» EXERCISE DESCRIPTION: Every record here needs to be written out again exactly.
====== TASK INPUT ======
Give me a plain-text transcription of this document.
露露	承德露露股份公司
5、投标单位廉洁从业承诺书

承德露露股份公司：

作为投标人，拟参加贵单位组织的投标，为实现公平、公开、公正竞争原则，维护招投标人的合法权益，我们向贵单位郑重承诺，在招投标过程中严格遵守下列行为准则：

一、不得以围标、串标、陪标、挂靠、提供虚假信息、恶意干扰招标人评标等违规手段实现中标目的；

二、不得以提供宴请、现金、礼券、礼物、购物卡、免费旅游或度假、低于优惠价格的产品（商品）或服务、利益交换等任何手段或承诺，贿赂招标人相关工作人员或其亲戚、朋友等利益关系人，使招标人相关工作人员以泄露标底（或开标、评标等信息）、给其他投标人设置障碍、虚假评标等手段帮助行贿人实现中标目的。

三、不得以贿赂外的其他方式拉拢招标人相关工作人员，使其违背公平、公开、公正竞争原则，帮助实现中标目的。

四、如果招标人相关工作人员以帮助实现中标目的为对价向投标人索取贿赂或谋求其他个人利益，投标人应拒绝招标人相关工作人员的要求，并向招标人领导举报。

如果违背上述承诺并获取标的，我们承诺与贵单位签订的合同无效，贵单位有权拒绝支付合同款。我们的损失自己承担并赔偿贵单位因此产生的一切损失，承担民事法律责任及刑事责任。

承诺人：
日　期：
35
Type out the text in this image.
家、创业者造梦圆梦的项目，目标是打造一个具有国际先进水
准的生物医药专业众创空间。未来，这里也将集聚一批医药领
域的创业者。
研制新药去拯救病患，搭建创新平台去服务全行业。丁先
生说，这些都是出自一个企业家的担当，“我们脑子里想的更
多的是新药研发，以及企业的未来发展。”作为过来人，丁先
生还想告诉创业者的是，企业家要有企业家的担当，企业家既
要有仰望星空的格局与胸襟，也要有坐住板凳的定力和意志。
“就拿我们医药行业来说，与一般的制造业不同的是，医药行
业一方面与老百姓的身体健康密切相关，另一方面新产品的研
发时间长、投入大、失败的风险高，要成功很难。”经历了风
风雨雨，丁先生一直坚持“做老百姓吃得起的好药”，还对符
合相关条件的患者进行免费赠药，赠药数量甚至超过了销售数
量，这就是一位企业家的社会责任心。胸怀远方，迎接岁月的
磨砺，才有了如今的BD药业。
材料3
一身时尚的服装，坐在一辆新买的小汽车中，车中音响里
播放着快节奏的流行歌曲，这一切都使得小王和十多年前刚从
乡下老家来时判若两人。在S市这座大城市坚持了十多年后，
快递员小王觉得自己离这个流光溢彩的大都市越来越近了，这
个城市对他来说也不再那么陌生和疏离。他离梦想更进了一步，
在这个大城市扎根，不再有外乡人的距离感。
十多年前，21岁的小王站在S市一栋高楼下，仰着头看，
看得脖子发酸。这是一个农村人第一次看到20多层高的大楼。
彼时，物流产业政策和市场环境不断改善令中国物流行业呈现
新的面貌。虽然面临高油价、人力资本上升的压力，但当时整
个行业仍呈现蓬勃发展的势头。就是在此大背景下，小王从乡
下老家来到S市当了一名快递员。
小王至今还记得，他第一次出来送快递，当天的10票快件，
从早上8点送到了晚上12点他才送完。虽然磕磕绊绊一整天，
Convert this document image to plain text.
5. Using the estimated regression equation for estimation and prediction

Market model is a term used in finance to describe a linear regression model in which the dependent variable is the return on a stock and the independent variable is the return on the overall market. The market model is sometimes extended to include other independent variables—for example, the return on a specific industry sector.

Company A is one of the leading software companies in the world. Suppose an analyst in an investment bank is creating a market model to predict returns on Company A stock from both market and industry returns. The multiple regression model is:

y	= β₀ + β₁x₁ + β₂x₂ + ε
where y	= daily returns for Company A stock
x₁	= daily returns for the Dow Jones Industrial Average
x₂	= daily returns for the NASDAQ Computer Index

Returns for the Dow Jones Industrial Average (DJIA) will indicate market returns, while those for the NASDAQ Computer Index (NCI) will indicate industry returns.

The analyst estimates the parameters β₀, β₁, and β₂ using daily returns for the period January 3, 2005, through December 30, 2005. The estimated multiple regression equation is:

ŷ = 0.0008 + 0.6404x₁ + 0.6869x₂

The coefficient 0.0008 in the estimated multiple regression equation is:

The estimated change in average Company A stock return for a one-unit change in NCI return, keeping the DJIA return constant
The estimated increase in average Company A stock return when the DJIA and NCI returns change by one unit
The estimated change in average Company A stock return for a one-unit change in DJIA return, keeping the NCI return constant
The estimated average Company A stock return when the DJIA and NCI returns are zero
======
» RESPONSE TO THIS TASK:
Give me a plain-text transcription of this document.
露露	承德露露股份公司
5、投标单位廉洁从业承诺书

承德露露股份公司：

作为投标人，拟参加贵单位组织的投标，为实现公平、公开、公正竞争原则，维护招投标人的合法权益，我们向贵单位郑重承诺，在招投标过程中严格遵守下列行为准则：

一、不得以围标、串标、陪标、挂靠、提供虚假信息、恶意干扰招标人评标等违规手段实现中标目的；

二、不得以提供宴请、现金、礼券、礼物、购物卡、免费旅游或度假、低于优惠价格的产品（商品）或服务、利益交换等任何手段或承诺，贿赂招标人相关工作人员或其亲戚、朋友等利益关系人，使招标人相关工作人员以泄露标底（或开标、评标等信息）、给其他投标人设置障碍、虚假评标等手段帮助行贿人实现中标目的。

三、不得以贿赂外的其他方式拉拢招标人相关工作人员，使其违背公平、公开、公正竞争原则，帮助实现中标目的。

四、如果招标人相关工作人员以帮助实现中标目的为对价向投标人索取贿赂或谋求其他个人利益，投标人应拒绝招标人相关工作人员的要求，并向招标人领导举报。

如果违背上述承诺并获取标的，我们承诺与贵单位签订的合同无效，贵单位有权拒绝支付合同款。我们的损失自己承担并赔偿贵单位因此产生的一切损失，承担民事法律责任及刑事责任。

承诺人：
日　期：
35
Type out the text in this image.
家、创业者造梦圆梦的项目，目标是打造一个具有国际先进水
准的生物医药专业众创空间。未来，这里也将集聚一批医药领
域的创业者。
研制新药去拯救病患，搭建创新平台去服务全行业。丁先
生说，这些都是出自一个企业家的担当，“我们脑子里想的更
多的是新药研发，以及企业的未来发展。”作为过来人，丁先
生还想告诉创业者的是，企业家要有企业家的担当，企业家既
要有仰望星空的格局与胸襟，也要有坐住板凳的定力和意志。
“就拿我们医药行业来说，与一般的制造业不同的是，医药行
业一方面与老百姓的身体健康密切相关，另一方面新产品的研
发时间长、投入大、失败的风险高，要成功很难。”经历了风
风雨雨，丁先生一直坚持“做老百姓吃得起的好药”，还对符
合相关条件的患者进行免费赠药，赠药数量甚至超过了销售数
量，这就是一位企业家的社会责任心。胸怀远方，迎接岁月的
磨砺，才有了如今的BD药业。
材料3
一身时尚的服装，坐在一辆新买的小汽车中，车中音响里
播放着快节奏的流行歌曲，这一切都使得小王和十多年前刚从
乡下老家来时判若两人。在S市这座大城市坚持了十多年后，
快递员小王觉得自己离这个流光溢彩的大都市越来越近了，这
个城市对他来说也不再那么陌生和疏离。他离梦想更进了一步，
在这个大城市扎根，不再有外乡人的距离感。
十多年前，21岁的小王站在S市一栋高楼下，仰着头看，
看得脖子发酸。这是一个农村人第一次看到20多层高的大楼。
彼时，物流产业政策和市场环境不断改善令中国物流行业呈现
新的面貌。虽然面临高油价、人力资本上升的压力，但当时整
个行业仍呈现蓬勃发展的势头。就是在此大背景下，小王从乡
下老家来到S市当了一名快递员。
小王至今还记得，他第一次出来送快递，当天的10票快件，
从早上8点送到了晚上12点他才送完。虽然磕磕绊绊一整天，
Convert this document image to plain text.
5. Using the estimated regression equation for estimation and prediction

Market model is a term used in finance to describe a linear regression model in which the dependent variable is the return on a stock and the independent variable is the return on the overall market. The market model is sometimes extended to include other independent variables—for example, the return on a specific industry sector.

Company A is one of the leading software companies in the world. Suppose an analyst in an investment bank is creating a market model to predict returns on Company A stock from both market and industry returns. The multiple regression model is:

y	= β₀ + β₁x₁ + β₂x₂ + ε
where y	= daily returns for Company A stock
x₁	= daily returns for the Dow Jones Industrial Average
x₂	= daily returns for the NASDAQ Computer Index

Returns for the Dow Jones Industrial Average (DJIA) will indicate market returns, while those for the NASDAQ Computer Index (NCI) will indicate industry returns.

The analyst estimates the parameters β₀, β₁, and β₂ using daily returns for the period January 3, 2005, through December 30, 2005. The estimated multiple regression equation is:

ŷ = 0.0008 + 0.6404x₁ + 0.6869x₂

The coefficient 0.0008 in the estimated multiple regression equation is:

The estimated change in average Company A stock return for a one-unit change in NCI return, keeping the DJIA return constant
The estimated increase in average Company A stock return when the DJIA and NCI returns change by one unit
The estimated change in average Company A stock return for a one-unit change in DJIA return, keeping the NCI return constant
The estimated average Company A stock return when the DJIA and NCI returns are zero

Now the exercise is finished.